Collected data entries
>> BEGIN

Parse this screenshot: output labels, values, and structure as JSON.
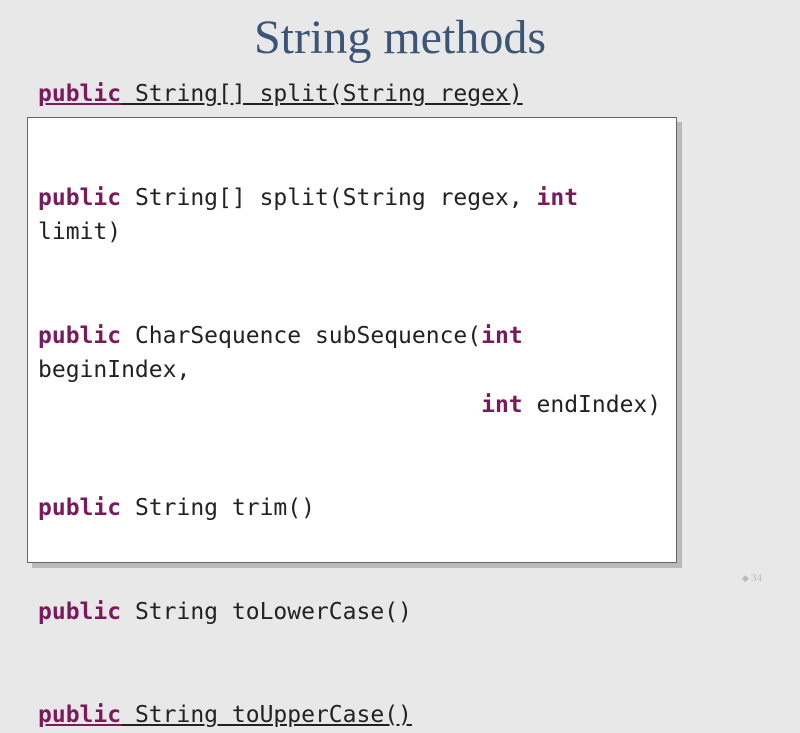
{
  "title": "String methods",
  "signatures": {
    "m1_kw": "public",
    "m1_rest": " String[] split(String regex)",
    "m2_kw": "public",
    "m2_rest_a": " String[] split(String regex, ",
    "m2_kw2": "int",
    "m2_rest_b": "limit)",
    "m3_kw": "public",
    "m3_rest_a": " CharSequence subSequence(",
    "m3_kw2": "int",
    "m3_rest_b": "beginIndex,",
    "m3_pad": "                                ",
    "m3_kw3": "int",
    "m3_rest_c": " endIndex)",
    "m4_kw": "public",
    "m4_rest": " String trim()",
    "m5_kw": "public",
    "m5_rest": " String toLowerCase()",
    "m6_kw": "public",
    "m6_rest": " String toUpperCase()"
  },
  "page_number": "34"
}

>> END
>> BEGIN

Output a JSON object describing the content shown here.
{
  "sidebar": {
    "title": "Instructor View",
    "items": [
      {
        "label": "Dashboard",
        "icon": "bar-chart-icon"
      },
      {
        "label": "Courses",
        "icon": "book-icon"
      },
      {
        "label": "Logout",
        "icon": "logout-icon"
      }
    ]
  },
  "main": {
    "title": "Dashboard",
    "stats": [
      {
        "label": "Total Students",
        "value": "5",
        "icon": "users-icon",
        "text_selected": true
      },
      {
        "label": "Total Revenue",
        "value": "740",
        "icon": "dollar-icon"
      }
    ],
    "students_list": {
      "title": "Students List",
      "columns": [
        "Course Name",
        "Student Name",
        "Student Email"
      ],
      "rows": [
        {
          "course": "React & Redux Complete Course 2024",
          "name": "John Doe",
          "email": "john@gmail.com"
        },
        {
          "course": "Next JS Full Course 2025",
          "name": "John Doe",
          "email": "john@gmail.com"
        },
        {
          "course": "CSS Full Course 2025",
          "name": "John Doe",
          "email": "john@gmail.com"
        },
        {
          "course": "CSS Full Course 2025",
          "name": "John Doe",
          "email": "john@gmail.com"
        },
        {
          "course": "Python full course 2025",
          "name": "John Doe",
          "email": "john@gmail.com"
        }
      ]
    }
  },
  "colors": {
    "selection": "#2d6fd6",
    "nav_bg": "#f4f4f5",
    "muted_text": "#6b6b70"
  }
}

>> END

EXERCISE BRIEF ::
Lines containing the string "split" should be counted; reply with their number and nothing more.

TASK RESPONSE ::
2